───── EXERCISE DATA

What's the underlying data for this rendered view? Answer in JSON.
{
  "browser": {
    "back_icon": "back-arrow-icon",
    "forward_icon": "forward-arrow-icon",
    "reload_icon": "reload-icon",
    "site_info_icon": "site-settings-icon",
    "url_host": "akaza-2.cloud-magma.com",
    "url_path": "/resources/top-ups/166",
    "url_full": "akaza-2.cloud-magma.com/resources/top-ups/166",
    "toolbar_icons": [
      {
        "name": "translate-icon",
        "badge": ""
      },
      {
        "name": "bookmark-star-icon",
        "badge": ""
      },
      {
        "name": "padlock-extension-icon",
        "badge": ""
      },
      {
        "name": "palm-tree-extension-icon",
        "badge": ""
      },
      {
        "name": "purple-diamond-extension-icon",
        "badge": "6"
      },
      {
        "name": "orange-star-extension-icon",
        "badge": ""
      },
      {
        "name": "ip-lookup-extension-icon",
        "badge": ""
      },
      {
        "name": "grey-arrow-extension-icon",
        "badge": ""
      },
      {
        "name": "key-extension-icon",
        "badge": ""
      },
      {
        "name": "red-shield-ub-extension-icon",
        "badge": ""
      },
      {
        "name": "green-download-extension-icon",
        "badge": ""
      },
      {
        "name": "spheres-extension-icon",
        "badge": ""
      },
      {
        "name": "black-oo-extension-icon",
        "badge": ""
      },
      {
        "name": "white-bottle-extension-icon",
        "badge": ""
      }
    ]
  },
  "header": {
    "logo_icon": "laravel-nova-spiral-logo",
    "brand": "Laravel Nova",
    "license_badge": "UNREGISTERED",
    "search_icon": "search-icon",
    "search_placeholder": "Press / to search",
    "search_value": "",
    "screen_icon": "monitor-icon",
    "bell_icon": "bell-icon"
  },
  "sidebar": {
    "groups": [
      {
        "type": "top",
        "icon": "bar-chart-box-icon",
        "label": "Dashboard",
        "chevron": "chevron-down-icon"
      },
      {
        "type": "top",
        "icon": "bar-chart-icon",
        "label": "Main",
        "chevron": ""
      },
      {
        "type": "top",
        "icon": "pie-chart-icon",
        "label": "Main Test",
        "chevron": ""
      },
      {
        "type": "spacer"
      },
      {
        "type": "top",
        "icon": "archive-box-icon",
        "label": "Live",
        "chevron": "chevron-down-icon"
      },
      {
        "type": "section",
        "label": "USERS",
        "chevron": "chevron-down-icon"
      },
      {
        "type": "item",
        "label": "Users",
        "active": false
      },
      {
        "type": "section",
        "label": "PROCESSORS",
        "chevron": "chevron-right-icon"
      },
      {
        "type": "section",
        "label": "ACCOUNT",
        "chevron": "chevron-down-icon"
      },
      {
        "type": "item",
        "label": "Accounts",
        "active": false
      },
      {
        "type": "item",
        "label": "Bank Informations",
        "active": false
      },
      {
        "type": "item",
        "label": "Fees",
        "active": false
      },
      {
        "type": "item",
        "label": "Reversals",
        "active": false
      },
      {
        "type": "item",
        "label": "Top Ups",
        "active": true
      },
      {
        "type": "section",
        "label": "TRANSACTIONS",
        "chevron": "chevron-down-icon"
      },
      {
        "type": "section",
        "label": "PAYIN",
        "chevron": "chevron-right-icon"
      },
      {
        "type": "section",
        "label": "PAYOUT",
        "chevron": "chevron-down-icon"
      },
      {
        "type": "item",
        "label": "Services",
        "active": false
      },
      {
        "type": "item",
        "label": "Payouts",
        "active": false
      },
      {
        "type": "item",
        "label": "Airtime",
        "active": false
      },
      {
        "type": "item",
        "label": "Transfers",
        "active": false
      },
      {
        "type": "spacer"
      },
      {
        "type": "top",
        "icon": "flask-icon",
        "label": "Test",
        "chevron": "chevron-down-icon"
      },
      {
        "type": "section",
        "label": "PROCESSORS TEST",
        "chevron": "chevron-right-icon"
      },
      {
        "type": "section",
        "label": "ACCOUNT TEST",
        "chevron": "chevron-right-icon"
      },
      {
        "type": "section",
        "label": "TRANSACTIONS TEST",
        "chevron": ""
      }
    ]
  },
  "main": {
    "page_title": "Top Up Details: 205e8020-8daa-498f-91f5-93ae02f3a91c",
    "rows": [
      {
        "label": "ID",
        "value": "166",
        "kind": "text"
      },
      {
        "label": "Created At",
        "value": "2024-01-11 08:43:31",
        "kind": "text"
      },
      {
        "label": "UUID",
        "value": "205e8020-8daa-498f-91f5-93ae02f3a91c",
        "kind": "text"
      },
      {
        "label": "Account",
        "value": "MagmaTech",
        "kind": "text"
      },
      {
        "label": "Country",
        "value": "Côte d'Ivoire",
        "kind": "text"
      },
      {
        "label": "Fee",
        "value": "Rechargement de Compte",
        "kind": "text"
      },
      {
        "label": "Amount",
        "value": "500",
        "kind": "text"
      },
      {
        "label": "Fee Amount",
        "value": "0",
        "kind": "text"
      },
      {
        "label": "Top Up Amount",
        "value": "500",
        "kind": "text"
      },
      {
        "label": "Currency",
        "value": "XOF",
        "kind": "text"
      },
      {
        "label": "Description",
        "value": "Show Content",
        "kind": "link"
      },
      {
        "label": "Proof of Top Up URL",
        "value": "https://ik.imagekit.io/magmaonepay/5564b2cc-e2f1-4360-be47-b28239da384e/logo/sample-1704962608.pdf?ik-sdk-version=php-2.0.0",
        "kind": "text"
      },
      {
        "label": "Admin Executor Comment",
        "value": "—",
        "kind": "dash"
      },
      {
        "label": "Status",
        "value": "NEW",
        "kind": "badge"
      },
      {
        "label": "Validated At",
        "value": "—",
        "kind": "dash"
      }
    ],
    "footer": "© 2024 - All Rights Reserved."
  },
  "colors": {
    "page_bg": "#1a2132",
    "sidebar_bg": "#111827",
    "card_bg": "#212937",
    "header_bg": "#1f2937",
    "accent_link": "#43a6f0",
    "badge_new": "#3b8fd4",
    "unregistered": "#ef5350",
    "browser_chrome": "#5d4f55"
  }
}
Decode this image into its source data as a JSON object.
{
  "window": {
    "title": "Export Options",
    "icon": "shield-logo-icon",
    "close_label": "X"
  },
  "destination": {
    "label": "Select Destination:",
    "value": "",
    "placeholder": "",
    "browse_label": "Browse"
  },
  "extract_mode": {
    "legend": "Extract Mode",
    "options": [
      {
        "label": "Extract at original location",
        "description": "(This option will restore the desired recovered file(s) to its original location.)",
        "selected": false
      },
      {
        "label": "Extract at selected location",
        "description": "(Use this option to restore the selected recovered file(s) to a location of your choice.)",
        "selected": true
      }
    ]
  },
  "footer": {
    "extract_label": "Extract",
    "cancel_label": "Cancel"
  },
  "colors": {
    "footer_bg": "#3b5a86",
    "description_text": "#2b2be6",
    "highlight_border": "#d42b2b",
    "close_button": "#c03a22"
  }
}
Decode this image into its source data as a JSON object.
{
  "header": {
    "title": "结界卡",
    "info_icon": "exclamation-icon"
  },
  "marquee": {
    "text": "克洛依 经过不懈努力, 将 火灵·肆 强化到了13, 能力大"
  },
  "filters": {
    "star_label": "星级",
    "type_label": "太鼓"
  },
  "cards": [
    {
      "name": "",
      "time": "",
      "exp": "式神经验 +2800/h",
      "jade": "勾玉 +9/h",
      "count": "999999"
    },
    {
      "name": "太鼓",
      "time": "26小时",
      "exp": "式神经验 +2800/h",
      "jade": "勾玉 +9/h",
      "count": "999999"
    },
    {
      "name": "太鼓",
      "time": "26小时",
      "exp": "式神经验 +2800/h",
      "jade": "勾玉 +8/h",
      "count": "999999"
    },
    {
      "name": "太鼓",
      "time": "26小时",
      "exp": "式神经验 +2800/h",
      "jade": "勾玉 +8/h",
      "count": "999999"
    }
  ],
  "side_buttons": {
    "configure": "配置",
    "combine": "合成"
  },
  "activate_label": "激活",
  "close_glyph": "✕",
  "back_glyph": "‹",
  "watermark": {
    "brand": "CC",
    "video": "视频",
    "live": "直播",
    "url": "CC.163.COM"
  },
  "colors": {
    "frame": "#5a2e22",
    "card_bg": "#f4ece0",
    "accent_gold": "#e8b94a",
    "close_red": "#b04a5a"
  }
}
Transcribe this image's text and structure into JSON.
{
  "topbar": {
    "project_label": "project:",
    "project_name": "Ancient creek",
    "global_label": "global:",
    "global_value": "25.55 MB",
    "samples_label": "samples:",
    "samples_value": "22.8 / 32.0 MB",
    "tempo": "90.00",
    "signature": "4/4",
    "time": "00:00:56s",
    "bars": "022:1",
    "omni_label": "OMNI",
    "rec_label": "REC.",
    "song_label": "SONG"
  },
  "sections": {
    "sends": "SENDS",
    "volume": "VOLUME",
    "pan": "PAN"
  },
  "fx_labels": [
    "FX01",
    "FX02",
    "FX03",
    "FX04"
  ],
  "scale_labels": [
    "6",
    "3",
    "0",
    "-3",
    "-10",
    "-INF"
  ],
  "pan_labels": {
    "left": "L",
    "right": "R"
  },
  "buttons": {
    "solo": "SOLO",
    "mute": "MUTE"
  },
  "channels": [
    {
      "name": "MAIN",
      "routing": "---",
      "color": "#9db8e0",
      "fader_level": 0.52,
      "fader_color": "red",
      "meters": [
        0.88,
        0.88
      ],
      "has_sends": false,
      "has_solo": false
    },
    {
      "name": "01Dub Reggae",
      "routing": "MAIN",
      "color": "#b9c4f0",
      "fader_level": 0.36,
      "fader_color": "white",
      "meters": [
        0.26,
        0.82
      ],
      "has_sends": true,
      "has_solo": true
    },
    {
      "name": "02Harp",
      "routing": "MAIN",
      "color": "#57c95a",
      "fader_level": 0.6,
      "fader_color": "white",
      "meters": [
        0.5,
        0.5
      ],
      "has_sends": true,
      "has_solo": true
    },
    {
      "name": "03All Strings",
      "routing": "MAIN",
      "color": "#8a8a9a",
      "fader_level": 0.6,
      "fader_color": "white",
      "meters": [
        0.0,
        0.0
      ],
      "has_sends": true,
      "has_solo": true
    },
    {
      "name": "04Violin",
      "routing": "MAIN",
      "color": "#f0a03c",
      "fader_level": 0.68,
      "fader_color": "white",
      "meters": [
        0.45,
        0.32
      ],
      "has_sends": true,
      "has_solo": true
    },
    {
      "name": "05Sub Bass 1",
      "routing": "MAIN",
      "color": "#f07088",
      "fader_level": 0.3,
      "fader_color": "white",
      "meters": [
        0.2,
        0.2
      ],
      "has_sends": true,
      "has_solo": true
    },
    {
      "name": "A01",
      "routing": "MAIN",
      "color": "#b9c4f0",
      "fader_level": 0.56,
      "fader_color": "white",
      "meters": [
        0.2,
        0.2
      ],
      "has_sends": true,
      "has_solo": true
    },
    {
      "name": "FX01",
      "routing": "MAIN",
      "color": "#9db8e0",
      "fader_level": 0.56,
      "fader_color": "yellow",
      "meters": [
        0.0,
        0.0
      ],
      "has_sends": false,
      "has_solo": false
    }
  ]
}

──────────

**GIVEN TASK**
Find the lines above holding the word "logo" and show them.

**EXERCISE RESULT**
    "logo_icon": "laravel-nova-spiral-logo",
        "value": "https://ik.imagekit.io/magmaonepay/5564b2cc-e2f1-4360-be47-b28239da384e/logo/sample-1704962608.pdf?ik-sdk-version=php-2.0.0",
    "icon": "shield-logo-icon",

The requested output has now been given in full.